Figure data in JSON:
__________

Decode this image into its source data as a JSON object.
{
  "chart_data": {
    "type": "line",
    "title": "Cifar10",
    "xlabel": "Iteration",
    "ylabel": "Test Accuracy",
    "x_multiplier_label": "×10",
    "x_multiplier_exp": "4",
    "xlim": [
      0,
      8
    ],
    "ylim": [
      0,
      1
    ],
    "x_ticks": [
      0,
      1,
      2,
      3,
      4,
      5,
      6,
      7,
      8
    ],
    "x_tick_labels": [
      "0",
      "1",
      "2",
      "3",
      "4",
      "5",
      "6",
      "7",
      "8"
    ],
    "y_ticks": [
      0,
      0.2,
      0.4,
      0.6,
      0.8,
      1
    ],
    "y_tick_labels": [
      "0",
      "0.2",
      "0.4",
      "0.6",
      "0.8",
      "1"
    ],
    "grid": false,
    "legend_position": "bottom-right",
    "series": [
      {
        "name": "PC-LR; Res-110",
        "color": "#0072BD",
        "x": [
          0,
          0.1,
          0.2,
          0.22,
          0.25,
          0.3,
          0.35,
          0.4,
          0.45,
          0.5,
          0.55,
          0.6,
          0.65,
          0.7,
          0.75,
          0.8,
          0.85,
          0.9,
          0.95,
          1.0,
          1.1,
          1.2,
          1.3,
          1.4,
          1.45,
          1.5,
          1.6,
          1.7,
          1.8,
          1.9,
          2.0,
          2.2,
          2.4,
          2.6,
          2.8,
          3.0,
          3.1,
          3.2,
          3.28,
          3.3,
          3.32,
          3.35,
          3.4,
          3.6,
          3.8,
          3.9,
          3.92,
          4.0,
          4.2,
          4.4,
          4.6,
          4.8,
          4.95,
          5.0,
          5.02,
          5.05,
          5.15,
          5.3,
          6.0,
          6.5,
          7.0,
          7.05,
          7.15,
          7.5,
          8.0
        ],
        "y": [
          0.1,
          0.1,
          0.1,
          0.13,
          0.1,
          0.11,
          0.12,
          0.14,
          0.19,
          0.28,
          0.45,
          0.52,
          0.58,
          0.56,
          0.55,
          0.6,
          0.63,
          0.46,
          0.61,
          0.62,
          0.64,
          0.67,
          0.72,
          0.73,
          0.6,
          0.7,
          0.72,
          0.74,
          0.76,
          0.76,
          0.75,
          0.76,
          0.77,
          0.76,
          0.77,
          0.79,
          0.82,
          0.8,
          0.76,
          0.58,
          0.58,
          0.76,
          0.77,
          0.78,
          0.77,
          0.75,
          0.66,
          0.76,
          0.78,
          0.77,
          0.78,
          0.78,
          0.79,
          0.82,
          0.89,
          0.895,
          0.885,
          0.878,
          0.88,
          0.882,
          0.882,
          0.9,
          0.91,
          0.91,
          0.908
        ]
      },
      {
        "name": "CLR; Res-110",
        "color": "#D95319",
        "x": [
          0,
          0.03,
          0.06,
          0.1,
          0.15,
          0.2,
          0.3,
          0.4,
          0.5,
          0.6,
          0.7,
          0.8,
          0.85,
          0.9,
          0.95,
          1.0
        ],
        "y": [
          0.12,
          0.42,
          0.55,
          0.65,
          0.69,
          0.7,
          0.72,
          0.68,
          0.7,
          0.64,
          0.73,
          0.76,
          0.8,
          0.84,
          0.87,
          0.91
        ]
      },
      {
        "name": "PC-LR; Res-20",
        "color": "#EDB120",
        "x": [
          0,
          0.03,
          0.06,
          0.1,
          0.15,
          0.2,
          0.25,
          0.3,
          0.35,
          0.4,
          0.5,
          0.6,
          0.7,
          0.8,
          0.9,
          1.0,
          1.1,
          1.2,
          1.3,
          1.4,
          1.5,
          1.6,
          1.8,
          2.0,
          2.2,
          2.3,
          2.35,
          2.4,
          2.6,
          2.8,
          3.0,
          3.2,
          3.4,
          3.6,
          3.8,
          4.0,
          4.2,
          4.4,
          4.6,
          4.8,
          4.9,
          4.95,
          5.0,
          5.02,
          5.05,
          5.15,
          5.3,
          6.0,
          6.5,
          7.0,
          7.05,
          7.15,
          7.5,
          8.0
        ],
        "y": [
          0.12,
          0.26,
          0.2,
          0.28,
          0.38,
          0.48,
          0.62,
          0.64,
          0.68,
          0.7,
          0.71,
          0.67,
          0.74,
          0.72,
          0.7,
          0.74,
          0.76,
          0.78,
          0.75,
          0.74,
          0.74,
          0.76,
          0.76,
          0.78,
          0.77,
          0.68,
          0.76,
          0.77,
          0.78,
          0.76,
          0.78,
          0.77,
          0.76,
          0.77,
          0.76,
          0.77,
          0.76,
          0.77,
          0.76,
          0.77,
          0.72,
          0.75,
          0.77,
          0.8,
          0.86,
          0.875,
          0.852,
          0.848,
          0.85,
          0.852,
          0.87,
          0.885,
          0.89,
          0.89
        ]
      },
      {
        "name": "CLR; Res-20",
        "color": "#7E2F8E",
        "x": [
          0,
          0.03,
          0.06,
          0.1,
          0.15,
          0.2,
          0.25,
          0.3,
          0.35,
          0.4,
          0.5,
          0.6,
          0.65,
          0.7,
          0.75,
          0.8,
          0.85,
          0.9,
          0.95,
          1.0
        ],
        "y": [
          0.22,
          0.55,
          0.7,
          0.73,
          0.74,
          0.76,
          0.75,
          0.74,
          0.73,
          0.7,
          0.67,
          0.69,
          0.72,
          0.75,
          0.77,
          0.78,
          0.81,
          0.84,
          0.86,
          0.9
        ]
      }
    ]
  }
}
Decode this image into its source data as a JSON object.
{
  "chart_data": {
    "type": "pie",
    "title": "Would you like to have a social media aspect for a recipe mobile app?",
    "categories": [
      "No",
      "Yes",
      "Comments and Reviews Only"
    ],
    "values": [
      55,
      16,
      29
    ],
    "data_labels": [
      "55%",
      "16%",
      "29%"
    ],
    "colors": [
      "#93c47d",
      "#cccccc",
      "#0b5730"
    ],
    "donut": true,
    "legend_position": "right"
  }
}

__________

▶ _WHAT IS ASKED_
From the records above, extract each line exactly as shown.

▶ _THE REPLY_
Decode this image into its source data as a JSON object.
{
  "chart_data": {
    "type": "line",
    "title": "Cifar10",
    "xlabel": "Iteration",
    "ylabel": "Test Accuracy",
    "x_multiplier_label": "×10",
    "x_multiplier_exp": "4",
    "xlim": [
      0,
      8
    ],
    "ylim": [
      0,
      1
    ],
    "x_ticks": [
      0,
      1,
      2,
      3,
      4,
      5,
      6,
      7,
      8
    ],
    "x_tick_labels": [
      "0",
      "1",
      "2",
      "3",
      "4",
      "5",
      "6",
      "7",
      "8"
    ],
    "y_ticks": [
      0,
      0.2,
      0.4,
      0.6,
      0.8,
      1
    ],
    "y_tick_labels": [
      "0",
      "0.2",
      "0.4",
      "0.6",
      "0.8",
      "1"
    ],
    "grid": false,
    "legend_position": "bottom-right",
    "series": [
      {
        "name": "PC-LR; Res-110",
        "color": "#0072BD",
        "x": [
          0,
          0.1,
          0.2,
          0.22,
          0.25,
          0.3,
          0.35,
          0.4,
          0.45,
          0.5,
          0.55,
          0.6,
          0.65,
          0.7,
          0.75,
          0.8,
          0.85,
          0.9,
          0.95,
          1.0,
          1.1,
          1.2,
          1.3,
          1.4,
          1.45,
          1.5,
          1.6,
          1.7,
          1.8,
          1.9,
          2.0,
          2.2,
          2.4,
          2.6,
          2.8,
          3.0,
          3.1,
          3.2,
          3.28,
          3.3,
          3.32,
          3.35,
          3.4,
          3.6,
          3.8,
          3.9,
          3.92,
          4.0,
          4.2,
          4.4,
          4.6,
          4.8,
          4.95,
          5.0,
          5.02,
          5.05,
          5.15,
          5.3,
          6.0,
          6.5,
          7.0,
          7.05,
          7.15,
          7.5,
          8.0
        ],
        "y": [
          0.1,
          0.1,
          0.1,
          0.13,
          0.1,
          0.11,
          0.12,
          0.14,
          0.19,
          0.28,
          0.45,
          0.52,
          0.58,
          0.56,
          0.55,
          0.6,
          0.63,
          0.46,
          0.61,
          0.62,
          0.64,
          0.67,
          0.72,
          0.73,
          0.6,
          0.7,
          0.72,
          0.74,
          0.76,
          0.76,
          0.75,
          0.76,
          0.77,
          0.76,
          0.77,
          0.79,
          0.82,
          0.8,
          0.76,
          0.58,
          0.58,
          0.76,
          0.77,
          0.78,
          0.77,
          0.75,
          0.66,
          0.76,
          0.78,
          0.77,
          0.78,
          0.78,
          0.79,
          0.82,
          0.89,
          0.895,
          0.885,
          0.878,
          0.88,
          0.882,
          0.882,
          0.9,
          0.91,
          0.91,
          0.908
        ]
      },
      {
        "name": "CLR; Res-110",
        "color": "#D95319",
        "x": [
          0,
          0.03,
          0.06,
          0.1,
          0.15,
          0.2,
          0.3,
          0.4,
          0.5,
          0.6,
          0.7,
          0.8,
          0.85,
          0.9,
          0.95,
          1.0
        ],
        "y": [
          0.12,
          0.42,
          0.55,
          0.65,
          0.69,
          0.7,
          0.72,
          0.68,
          0.7,
          0.64,
          0.73,
          0.76,
          0.8,
          0.84,
          0.87,
          0.91
        ]
      },
      {
        "name": "PC-LR; Res-20",
        "color": "#EDB120",
        "x": [
          0,
          0.03,
          0.06,
          0.1,
          0.15,
          0.2,
          0.25,
          0.3,
          0.35,
          0.4,
          0.5,
          0.6,
          0.7,
          0.8,
          0.9,
          1.0,
          1.1,
          1.2,
          1.3,
          1.4,
          1.5,
          1.6,
          1.8,
          2.0,
          2.2,
          2.3,
          2.35,
          2.4,
          2.6,
          2.8,
          3.0,
          3.2,
          3.4,
          3.6,
          3.8,
          4.0,
          4.2,
          4.4,
          4.6,
          4.8,
          4.9,
          4.95,
          5.0,
          5.02,
          5.05,
          5.15,
          5.3,
          6.0,
          6.5,
          7.0,
          7.05,
          7.15,
          7.5,
          8.0
        ],
        "y": [
          0.12,
          0.26,
          0.2,
          0.28,
          0.38,
          0.48,
          0.62,
          0.64,
          0.68,
          0.7,
          0.71,
          0.67,
          0.74,
          0.72,
          0.7,
          0.74,
          0.76,
          0.78,
          0.75,
          0.74,
          0.74,
          0.76,
          0.76,
          0.78,
          0.77,
          0.68,
          0.76,
          0.77,
          0.78,
          0.76,
          0.78,
          0.77,
          0.76,
          0.77,
          0.76,
          0.77,
          0.76,
          0.77,
          0.76,
          0.77,
          0.72,
          0.75,
          0.77,
          0.8,
          0.86,
          0.875,
          0.852,
          0.848,
          0.85,
          0.852,
          0.87,
          0.885,
          0.89,
          0.89
        ]
      },
      {
        "name": "CLR; Res-20",
        "color": "#7E2F8E",
        "x": [
          0,
          0.03,
          0.06,
          0.1,
          0.15,
          0.2,
          0.25,
          0.3,
          0.35,
          0.4,
          0.5,
          0.6,
          0.65,
          0.7,
          0.75,
          0.8,
          0.85,
          0.9,
          0.95,
          1.0
        ],
        "y": [
          0.22,
          0.55,
          0.7,
          0.73,
          0.74,
          0.76,
          0.75,
          0.74,
          0.73,
          0.7,
          0.67,
          0.69,
          0.72,
          0.75,
          0.77,
          0.78,
          0.81,
          0.84,
          0.86,
          0.9
        ]
      }
    ]
  }
}
Decode this image into its source data as a JSON object.
{
  "chart_data": {
    "type": "pie",
    "title": "Would you like to have a social media aspect for a recipe mobile app?",
    "categories": [
      "No",
      "Yes",
      "Comments and Reviews Only"
    ],
    "values": [
      55,
      16,
      29
    ],
    "data_labels": [
      "55%",
      "16%",
      "29%"
    ],
    "colors": [
      "#93c47d",
      "#cccccc",
      "#0b5730"
    ],
    "donut": true,
    "legend_position": "right"
  }
}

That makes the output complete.